TASK INSTRUCTIONS
Report how many lines contain "data". Give the number and nothing else.
#####
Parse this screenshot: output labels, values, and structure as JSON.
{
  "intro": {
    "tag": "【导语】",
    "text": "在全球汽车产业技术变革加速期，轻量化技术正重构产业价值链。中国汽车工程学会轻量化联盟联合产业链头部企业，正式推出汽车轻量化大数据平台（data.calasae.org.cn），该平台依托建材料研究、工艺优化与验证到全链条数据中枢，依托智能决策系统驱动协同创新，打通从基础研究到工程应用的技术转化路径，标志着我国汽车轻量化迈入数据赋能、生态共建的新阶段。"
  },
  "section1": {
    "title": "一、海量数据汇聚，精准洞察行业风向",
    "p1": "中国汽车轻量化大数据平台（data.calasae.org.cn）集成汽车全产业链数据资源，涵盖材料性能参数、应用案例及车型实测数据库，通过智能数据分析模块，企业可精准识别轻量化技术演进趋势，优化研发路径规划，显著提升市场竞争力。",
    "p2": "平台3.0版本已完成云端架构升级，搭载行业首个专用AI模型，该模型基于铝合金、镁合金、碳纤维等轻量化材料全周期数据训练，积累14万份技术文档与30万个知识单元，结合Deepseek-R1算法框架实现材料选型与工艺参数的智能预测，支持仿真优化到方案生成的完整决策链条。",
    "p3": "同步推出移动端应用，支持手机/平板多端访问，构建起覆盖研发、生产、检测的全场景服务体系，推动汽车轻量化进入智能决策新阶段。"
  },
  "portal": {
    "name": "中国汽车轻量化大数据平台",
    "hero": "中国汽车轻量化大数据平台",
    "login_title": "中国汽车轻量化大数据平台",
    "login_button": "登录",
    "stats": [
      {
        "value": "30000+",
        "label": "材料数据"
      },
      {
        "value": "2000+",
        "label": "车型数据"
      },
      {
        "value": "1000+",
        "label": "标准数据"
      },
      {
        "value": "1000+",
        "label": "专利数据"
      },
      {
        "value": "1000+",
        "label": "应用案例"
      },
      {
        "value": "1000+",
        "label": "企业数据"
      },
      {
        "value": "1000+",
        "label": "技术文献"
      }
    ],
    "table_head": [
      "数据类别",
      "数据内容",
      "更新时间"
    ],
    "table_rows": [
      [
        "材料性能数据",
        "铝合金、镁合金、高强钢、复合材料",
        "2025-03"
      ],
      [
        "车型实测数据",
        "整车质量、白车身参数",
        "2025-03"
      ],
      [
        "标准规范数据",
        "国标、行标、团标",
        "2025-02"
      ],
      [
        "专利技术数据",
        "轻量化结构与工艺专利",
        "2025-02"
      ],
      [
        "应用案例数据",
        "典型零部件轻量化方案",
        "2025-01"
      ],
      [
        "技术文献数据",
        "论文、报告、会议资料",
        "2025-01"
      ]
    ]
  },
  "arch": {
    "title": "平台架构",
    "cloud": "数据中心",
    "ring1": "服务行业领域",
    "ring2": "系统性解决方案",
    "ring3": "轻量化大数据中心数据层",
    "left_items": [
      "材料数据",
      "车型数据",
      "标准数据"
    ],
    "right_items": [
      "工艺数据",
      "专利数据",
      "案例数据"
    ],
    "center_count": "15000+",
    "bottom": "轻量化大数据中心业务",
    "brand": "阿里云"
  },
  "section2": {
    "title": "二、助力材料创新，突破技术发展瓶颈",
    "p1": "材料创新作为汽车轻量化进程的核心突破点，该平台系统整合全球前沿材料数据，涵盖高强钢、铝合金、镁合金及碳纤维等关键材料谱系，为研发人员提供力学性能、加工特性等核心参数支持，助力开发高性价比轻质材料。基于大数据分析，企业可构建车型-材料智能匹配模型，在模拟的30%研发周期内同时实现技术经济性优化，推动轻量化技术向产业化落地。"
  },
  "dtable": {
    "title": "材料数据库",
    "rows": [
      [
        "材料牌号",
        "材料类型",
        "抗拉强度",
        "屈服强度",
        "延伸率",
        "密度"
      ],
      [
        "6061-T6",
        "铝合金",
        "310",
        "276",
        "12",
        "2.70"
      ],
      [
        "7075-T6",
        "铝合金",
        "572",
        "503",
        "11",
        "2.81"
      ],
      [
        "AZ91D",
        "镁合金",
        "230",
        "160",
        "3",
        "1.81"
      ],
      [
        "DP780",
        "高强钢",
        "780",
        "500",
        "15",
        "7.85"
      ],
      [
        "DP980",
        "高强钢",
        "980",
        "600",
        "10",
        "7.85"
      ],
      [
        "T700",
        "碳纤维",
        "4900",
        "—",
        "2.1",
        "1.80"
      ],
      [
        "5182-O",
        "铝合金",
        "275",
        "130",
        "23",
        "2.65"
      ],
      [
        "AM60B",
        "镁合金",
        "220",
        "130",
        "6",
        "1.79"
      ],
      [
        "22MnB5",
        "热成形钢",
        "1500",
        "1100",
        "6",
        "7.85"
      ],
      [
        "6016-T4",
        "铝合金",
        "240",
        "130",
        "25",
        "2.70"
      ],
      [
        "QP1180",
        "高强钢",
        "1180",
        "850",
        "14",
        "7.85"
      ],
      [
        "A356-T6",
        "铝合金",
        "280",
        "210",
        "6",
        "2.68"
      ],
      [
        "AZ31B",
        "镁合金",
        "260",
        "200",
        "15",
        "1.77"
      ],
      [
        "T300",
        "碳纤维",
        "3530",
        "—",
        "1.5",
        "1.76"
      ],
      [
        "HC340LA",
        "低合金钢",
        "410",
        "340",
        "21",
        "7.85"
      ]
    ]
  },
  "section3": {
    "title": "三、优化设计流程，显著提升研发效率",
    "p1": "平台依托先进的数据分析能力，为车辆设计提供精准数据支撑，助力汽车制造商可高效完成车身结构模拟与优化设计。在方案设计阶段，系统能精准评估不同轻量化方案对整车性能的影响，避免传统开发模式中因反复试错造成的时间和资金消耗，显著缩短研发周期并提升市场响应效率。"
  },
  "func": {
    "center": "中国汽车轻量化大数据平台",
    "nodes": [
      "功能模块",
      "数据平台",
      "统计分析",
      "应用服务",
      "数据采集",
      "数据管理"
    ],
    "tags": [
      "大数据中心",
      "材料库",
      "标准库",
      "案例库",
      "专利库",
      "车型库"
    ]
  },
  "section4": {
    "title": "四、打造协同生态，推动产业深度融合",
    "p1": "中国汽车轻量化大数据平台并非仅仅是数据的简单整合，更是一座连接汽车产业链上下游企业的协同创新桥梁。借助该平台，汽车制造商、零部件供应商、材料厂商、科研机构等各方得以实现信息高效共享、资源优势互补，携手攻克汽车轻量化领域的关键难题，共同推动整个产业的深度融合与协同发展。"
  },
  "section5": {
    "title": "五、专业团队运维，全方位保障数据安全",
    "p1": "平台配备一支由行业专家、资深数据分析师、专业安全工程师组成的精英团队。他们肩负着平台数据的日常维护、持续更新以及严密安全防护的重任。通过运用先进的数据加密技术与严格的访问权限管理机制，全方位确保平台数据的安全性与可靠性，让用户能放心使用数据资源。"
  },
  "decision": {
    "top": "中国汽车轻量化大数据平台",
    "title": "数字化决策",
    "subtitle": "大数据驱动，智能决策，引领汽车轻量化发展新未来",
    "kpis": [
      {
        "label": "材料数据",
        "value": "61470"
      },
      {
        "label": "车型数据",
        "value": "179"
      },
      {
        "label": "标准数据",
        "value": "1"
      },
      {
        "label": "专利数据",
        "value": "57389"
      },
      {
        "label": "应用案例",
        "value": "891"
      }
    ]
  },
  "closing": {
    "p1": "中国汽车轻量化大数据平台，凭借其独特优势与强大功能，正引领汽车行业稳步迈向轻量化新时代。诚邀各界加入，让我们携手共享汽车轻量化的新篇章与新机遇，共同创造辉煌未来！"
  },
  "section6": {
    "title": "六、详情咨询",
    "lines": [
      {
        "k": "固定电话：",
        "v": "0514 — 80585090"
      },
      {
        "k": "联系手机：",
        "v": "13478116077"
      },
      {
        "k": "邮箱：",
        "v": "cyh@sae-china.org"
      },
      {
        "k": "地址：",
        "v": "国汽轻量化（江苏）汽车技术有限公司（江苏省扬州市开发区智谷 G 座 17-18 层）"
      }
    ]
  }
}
#####
OUTPUT
2